- **Instructions for the task**
Copy out the article on the Walker liquor store petition word for word.

- **Reading passage**
------------------------------------------------------------------------

Aug 21, 2025 | By: Matthew Freeman

Walker City Officials Respond to Petition Against Sale of Municipal Liquor Store

After the Walker City Council decided to sell the municipal liquor store in late July to Miner’s Inc., a family-owned chain of about 30 stores across parts of the Midwest, some residents want to have a say in the matter.

Organizers gathered signatures for a petition to have a vote on the sale of the store, Walker Bay Spirits, to Miner’s, which owns Super One Foods and Liquor. Now, they say they’re feeling ignored.

“For the city to just to be like, ‘These voices don’t matter’, it just doesn’t seem right,” said Tyler Anderson, a Walker resident who secured signatures for the petition. “People went to the meetings. They said, ‘Don’t do it.’ The city asked for advice. Everyone told them not to do it, and they’re doing it anyways. It just seems very strange that they’re just willing to ignore everybody.”

A petition needs 169 signatures of registered voters living in the city in order to be considered. Walker residents secured 220 signatures on their petition, but the Walker City Council determined that none of those signatures could be verified.

“Half of the names we couldn’t read; their addresses weren’t listed,” said Walker Mayor Jerecho Worth. “Minnesota statute [says] if you do a petition, you need your name, your birthday, your current address, and you have to show that you’re a legal resident. That petition didn’t have any of that, and so we couldn’t verify any of the signatures.”

The Walker City Council claims the sale will increase the city’s tax base and bring in more jobs and competition to the area.

“They’re looking to hire 10 to 13 employees,” Worth stated. “Currently, we only staff two to four employees, and their sale pitch was to offer the job to our employees, so there was no, ‘We’re letting people go.’ They could transition and still have a job.”

Anderson is skeptical about how well those jobs will pay. “The question they don’t ask them is, will they pay a living wage? And the answer is ‘no.’ You look at some of their, you know, what they offer and it’s very low.”

------------------------------------------------------------------------

(Data excerpts)

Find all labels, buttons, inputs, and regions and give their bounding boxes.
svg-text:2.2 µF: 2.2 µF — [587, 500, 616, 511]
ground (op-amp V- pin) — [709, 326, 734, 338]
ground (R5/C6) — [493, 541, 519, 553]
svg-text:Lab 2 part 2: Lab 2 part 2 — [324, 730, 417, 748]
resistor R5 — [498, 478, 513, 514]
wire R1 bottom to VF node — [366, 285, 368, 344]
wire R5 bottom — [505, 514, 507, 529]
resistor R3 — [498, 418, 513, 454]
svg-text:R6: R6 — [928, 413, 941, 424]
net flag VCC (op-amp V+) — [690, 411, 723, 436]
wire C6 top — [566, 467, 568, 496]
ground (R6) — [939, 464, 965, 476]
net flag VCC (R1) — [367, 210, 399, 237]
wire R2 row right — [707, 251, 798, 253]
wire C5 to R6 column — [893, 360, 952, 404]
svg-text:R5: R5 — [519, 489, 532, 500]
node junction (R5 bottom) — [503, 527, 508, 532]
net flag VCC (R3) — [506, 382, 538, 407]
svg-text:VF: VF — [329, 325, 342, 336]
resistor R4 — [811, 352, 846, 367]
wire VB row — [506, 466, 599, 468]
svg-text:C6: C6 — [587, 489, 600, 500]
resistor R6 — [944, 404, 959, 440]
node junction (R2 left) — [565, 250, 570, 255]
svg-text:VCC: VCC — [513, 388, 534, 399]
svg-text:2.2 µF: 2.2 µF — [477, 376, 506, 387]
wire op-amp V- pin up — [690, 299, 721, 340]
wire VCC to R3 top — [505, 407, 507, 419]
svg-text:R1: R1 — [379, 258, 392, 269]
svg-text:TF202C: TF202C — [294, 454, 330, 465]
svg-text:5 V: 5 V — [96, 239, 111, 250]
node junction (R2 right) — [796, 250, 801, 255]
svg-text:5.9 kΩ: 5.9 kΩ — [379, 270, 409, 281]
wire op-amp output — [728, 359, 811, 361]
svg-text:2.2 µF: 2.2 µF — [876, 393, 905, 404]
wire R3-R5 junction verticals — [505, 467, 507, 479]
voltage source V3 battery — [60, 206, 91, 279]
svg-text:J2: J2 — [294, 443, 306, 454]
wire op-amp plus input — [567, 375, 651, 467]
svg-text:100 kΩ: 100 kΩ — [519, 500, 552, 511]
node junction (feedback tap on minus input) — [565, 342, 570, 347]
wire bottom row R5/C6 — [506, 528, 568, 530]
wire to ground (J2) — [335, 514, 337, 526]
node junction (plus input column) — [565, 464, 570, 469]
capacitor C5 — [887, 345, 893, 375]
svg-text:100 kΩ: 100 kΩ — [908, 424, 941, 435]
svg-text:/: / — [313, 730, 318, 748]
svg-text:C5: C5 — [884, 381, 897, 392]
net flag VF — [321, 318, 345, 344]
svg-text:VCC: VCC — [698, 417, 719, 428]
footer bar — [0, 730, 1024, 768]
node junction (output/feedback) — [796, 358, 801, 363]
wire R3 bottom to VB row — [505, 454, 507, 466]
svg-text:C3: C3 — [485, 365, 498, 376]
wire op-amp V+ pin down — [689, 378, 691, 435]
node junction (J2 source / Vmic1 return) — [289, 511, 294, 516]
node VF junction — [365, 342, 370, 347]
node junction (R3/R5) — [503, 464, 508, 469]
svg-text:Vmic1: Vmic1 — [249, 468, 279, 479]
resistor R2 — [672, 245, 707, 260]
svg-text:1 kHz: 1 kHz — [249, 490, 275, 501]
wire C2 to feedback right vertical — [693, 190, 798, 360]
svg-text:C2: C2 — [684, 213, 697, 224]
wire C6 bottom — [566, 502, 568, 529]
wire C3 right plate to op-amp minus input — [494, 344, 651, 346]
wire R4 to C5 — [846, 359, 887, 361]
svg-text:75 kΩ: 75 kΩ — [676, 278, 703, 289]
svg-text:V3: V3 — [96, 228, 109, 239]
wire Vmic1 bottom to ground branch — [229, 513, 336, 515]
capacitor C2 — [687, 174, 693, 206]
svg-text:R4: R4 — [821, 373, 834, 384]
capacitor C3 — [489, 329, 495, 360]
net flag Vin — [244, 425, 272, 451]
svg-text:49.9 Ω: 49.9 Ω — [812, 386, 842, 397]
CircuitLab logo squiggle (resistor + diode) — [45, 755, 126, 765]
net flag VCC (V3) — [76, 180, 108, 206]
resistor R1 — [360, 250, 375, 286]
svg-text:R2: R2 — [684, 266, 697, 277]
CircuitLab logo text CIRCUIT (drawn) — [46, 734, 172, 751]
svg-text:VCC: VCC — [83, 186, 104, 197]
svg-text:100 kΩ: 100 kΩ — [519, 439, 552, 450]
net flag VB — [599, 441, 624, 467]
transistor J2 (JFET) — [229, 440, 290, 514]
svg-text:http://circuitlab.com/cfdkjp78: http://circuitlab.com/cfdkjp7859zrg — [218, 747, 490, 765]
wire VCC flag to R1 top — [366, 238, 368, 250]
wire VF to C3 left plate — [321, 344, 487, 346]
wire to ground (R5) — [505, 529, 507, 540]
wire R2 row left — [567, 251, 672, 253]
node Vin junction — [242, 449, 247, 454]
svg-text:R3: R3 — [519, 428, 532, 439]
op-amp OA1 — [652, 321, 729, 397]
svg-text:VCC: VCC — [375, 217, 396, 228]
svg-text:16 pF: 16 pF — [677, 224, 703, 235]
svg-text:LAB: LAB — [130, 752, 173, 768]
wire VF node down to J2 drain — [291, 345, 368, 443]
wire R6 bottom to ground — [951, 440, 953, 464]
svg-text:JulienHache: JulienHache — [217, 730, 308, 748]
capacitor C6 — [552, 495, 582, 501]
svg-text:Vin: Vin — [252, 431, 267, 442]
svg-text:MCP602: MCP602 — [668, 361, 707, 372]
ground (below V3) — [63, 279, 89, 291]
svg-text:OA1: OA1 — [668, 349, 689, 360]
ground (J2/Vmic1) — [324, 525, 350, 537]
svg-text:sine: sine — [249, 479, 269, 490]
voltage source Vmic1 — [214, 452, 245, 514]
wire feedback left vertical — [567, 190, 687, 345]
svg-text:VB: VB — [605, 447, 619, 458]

------------------------------------------------------------------------

- **Finished exercise**
Aug 21, 2025 | By: Matthew Freeman

Walker City Officials Respond to Petition Against Sale of Municipal Liquor Store

After the Walker City Council decided to sell the municipal liquor store in late July to Miner’s Inc., a family-owned chain of about 30 stores across parts of the Midwest, some residents want to have a say in the matter.

Organizers gathered signatures for a petition to have a vote on the sale of the store, Walker Bay Spirits, to Miner’s, which owns Super One Foods and Liquor. Now, they say they’re feeling ignored.

“For the city to just to be like, ‘These voices don’t matter’, it just doesn’t seem right,” said Tyler Anderson, a Walker resident who secured signatures for the petition. “People went to the meetings. They said, ‘Don’t do it.’ The city asked for advice. Everyone told them not to do it, and they’re doing it anyways. It just seems very strange that they’re just willing to ignore everybody.”

A petition needs 169 signatures of registered voters living in the city in order to be considered. Walker residents secured 220 signatures on their petition, but the Walker City Council determined that none of those signatures could be verified.

“Half of the names we couldn’t read; their addresses weren’t listed,” said Walker Mayor Jerecho Worth. “Minnesota statute [says] if you do a petition, you need your name, your birthday, your current address, and you have to show that you’re a legal resident. That petition didn’t have any of that, and so we couldn’t verify any of the signatures.”

The Walker City Council claims the sale will increase the city’s tax base and bring in more jobs and competition to the area.

“They’re looking to hire 10 to 13 employees,” Worth stated. “Currently, we only staff two to four employees, and their sale pitch was to offer the job to our employees, so there was no, ‘We’re letting people go.’ They could transition and still have a job.”

Anderson is skeptical about how well those jobs will pay. “The question they don’t ask them is, will they pay a living wage? And the answer is ‘no.’ You look at some of their, you know, what they offer and it’s very low.”